» EXERCISE PROMPT: Which lines hold the word "Notaufnahmen"? Copy each one.

Rows from a figure dataset
__________________________________________________
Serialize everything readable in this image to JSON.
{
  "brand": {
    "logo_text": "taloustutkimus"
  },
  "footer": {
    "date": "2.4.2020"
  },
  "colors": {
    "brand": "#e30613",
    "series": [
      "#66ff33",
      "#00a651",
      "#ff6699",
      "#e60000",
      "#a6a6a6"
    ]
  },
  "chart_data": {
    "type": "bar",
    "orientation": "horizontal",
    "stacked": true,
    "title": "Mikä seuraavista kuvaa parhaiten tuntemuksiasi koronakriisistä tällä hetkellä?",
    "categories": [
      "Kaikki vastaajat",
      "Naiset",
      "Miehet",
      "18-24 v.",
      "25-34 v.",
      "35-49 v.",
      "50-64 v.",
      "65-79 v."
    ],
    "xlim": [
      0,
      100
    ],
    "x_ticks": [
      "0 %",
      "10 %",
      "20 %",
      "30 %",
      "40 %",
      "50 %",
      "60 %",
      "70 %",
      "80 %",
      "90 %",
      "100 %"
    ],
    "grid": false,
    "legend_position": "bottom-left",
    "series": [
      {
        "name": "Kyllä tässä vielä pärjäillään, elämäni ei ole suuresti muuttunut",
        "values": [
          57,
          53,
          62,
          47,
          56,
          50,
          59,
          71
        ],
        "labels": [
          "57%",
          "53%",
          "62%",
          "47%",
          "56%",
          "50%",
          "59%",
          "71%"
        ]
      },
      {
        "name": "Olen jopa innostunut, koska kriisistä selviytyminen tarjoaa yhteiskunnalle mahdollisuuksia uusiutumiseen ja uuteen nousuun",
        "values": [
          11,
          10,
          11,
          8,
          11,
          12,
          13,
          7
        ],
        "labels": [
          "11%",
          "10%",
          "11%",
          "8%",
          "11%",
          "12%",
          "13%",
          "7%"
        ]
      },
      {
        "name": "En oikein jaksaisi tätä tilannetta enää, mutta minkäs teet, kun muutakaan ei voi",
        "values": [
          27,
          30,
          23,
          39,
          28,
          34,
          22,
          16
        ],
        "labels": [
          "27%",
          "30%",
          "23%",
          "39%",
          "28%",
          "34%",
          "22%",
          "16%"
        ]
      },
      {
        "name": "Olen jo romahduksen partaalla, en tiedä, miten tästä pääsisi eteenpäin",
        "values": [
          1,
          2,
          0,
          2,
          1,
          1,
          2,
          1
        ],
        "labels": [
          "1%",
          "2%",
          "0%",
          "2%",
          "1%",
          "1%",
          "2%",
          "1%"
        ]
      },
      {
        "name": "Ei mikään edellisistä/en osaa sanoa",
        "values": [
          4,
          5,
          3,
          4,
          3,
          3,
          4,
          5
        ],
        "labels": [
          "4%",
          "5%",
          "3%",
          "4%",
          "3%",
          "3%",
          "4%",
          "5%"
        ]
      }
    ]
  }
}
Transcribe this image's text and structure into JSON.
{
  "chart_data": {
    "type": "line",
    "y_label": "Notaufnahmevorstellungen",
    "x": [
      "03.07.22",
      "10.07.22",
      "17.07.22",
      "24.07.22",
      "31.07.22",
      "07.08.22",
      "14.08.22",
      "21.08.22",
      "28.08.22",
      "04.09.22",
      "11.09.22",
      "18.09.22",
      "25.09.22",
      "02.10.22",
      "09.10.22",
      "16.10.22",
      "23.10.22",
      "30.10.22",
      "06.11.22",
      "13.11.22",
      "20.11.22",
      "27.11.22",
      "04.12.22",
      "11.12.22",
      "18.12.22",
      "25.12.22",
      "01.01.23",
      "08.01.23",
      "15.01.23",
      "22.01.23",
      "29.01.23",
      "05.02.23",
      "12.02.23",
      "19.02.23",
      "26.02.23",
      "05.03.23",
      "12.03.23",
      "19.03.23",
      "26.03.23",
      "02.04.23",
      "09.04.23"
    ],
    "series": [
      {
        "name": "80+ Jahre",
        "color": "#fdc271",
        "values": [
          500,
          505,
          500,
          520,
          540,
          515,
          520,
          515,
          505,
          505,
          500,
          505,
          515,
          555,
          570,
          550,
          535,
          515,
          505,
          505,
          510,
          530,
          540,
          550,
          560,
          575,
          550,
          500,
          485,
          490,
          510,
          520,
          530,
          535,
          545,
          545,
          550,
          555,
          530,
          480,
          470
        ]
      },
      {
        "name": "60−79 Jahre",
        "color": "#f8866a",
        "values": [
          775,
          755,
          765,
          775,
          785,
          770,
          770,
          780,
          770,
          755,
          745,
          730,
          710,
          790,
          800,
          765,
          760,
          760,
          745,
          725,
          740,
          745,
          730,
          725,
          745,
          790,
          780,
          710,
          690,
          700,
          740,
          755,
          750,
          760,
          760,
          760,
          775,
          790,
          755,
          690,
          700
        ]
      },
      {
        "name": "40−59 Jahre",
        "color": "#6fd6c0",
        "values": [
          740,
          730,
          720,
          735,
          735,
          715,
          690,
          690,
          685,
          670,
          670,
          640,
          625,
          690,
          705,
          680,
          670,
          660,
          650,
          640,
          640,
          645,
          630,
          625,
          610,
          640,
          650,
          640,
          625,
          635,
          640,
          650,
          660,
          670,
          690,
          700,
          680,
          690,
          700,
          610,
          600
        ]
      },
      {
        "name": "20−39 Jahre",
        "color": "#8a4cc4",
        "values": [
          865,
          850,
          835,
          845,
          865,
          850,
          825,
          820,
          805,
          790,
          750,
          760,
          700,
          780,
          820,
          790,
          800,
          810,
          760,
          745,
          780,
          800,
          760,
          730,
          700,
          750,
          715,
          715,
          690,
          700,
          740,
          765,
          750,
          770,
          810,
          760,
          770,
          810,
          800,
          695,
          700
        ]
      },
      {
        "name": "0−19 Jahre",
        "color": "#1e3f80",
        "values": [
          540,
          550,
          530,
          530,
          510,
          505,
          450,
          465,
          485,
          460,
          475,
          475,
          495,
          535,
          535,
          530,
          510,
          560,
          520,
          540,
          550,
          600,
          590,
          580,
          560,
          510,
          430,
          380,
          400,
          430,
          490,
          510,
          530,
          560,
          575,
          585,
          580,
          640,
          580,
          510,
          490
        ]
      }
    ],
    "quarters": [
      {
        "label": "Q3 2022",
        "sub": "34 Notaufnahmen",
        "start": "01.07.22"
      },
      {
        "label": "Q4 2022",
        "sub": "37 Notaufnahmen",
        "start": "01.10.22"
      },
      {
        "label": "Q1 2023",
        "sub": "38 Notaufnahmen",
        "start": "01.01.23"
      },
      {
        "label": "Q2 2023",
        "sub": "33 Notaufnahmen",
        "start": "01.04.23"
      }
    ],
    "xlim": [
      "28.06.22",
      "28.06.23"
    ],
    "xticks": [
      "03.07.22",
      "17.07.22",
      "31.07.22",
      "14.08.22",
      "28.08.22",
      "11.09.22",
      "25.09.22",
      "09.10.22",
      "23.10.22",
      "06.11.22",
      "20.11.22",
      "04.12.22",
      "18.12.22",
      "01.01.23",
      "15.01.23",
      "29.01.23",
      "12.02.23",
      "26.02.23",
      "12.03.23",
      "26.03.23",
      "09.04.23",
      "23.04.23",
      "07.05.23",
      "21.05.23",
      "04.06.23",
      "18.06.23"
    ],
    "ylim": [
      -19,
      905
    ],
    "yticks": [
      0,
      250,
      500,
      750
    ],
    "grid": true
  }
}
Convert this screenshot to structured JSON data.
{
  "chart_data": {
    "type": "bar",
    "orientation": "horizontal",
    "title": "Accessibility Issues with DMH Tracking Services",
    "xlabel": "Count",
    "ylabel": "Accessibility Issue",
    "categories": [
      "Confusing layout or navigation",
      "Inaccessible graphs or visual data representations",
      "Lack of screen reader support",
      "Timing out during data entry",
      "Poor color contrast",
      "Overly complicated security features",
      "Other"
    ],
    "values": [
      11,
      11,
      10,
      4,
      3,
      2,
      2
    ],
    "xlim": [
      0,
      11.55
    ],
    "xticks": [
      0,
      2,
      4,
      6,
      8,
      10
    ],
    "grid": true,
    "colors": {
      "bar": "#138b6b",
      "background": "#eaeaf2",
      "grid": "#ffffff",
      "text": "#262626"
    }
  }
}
__________________________________________________
» RESPONSE BELOW:
        "sub": "34 Notaufnahmen",
        "sub": "37 Notaufnahmen",
        "sub": "38 Notaufnahmen",
        "sub": "33 Notaufnahmen",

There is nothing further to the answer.